* _PROBLEM REQUIREMENTS_
Filter for the word "печени" and keep each matching line.

* _DATA FOR PROCESSING_

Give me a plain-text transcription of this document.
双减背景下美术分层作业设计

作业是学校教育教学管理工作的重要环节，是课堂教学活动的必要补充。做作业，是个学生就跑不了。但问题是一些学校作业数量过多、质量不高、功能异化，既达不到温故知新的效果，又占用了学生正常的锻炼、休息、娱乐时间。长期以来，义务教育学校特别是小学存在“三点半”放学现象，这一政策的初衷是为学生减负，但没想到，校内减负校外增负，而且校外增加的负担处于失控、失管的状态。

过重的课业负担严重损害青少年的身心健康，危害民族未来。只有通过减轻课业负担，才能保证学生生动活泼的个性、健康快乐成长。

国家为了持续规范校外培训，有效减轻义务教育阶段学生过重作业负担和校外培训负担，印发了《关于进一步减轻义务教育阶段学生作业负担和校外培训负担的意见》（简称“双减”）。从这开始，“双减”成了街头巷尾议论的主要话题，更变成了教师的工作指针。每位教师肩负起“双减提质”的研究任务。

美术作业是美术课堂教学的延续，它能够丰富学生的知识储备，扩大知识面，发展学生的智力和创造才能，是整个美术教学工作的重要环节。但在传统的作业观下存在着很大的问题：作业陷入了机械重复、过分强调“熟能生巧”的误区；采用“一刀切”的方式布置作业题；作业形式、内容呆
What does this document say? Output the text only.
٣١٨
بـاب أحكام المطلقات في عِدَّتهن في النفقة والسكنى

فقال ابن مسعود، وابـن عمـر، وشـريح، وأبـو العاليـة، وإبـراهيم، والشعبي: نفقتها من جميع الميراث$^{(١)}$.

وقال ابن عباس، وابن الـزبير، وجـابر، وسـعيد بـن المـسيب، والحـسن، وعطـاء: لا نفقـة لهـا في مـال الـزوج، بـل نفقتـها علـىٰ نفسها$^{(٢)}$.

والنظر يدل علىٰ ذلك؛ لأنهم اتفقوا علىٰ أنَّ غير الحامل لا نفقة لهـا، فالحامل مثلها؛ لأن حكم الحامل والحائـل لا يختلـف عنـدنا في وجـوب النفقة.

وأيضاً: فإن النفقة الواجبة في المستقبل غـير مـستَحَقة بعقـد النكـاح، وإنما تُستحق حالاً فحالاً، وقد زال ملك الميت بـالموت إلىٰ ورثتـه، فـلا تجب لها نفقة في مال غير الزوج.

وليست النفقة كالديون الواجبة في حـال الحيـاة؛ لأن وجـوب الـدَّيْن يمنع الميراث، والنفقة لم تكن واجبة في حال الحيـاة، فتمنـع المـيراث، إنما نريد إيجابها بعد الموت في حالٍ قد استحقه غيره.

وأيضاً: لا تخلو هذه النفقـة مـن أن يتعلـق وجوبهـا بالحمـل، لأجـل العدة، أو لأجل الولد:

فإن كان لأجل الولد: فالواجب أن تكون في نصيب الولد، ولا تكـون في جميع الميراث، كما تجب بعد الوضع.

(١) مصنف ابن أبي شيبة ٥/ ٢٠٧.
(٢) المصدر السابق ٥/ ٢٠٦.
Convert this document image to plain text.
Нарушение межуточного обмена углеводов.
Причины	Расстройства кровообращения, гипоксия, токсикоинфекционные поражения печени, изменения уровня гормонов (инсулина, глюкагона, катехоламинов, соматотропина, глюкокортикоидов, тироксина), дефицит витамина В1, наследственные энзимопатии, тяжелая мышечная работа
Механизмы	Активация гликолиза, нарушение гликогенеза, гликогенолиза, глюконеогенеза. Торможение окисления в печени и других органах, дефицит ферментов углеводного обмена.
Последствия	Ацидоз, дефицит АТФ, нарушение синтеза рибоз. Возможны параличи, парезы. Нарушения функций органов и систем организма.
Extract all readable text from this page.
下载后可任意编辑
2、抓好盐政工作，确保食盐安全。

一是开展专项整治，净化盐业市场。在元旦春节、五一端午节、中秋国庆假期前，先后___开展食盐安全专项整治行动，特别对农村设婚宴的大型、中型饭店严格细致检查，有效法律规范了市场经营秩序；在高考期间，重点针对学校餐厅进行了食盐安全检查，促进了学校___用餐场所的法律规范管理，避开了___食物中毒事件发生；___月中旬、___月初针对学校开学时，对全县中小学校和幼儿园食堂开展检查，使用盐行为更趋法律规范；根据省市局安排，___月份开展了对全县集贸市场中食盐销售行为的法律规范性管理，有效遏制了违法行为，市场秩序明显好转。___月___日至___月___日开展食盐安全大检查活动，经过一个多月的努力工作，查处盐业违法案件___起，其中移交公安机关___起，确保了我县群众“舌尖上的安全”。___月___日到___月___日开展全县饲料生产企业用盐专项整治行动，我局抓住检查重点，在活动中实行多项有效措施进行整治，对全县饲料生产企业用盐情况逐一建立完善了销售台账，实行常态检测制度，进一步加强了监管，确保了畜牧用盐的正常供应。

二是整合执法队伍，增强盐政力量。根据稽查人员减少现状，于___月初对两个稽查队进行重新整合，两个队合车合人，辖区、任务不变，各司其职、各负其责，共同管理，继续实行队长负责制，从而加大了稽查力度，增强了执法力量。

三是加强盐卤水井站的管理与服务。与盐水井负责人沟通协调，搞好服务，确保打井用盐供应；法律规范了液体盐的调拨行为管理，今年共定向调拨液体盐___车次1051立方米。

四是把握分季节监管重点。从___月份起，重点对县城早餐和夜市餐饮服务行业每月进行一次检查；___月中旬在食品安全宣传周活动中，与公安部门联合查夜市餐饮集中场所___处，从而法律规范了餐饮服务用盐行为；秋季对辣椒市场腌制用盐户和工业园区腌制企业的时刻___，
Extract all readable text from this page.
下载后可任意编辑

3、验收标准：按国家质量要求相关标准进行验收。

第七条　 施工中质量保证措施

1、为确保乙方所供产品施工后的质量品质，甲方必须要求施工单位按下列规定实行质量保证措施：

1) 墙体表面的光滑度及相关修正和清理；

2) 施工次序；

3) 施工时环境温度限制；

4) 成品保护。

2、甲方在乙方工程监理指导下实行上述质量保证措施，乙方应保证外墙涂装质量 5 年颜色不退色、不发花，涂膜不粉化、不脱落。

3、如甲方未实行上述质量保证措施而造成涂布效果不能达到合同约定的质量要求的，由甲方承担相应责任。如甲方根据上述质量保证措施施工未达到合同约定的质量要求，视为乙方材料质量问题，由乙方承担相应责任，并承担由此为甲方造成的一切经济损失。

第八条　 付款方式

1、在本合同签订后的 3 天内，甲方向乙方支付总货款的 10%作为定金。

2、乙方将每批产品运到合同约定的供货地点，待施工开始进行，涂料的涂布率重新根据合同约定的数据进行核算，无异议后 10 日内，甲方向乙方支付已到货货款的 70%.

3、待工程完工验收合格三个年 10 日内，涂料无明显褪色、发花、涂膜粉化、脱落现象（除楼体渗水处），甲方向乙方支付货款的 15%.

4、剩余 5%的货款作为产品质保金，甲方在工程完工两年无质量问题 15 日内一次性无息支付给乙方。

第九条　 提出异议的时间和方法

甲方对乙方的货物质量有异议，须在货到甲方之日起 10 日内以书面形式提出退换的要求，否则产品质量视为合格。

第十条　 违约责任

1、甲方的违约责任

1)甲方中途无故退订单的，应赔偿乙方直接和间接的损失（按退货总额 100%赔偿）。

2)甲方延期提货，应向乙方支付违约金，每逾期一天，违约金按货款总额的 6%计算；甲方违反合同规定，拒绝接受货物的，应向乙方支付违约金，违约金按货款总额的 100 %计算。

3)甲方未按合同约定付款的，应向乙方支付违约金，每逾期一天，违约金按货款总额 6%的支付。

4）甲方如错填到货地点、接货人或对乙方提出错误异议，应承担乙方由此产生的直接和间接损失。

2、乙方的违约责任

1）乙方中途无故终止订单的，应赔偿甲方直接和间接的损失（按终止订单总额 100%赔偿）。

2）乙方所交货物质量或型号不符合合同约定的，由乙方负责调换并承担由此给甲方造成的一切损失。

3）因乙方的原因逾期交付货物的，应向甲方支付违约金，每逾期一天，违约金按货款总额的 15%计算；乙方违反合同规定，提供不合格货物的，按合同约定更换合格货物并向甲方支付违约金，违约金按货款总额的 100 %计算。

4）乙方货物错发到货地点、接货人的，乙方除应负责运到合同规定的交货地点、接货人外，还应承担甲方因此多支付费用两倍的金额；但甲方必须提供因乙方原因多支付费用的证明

* _EXPECTED ANSWER_
Причины	Расстройства кровообращения, гипоксия, токсикоинфекционные поражения печени, изменения уровня гормонов (инсулина, глюкагона, катехоламинов, соматотропина, глюкокортикоидов, тироксина), дефицит витамина В1, наследственные энзимопатии, тяжелая мышечная работа
Механизмы	Активация гликолиза, нарушение гликогенеза, гликогенолиза, глюконеогенеза. Торможение окисления в печени и других органах, дефицит ферментов углеводного обмена.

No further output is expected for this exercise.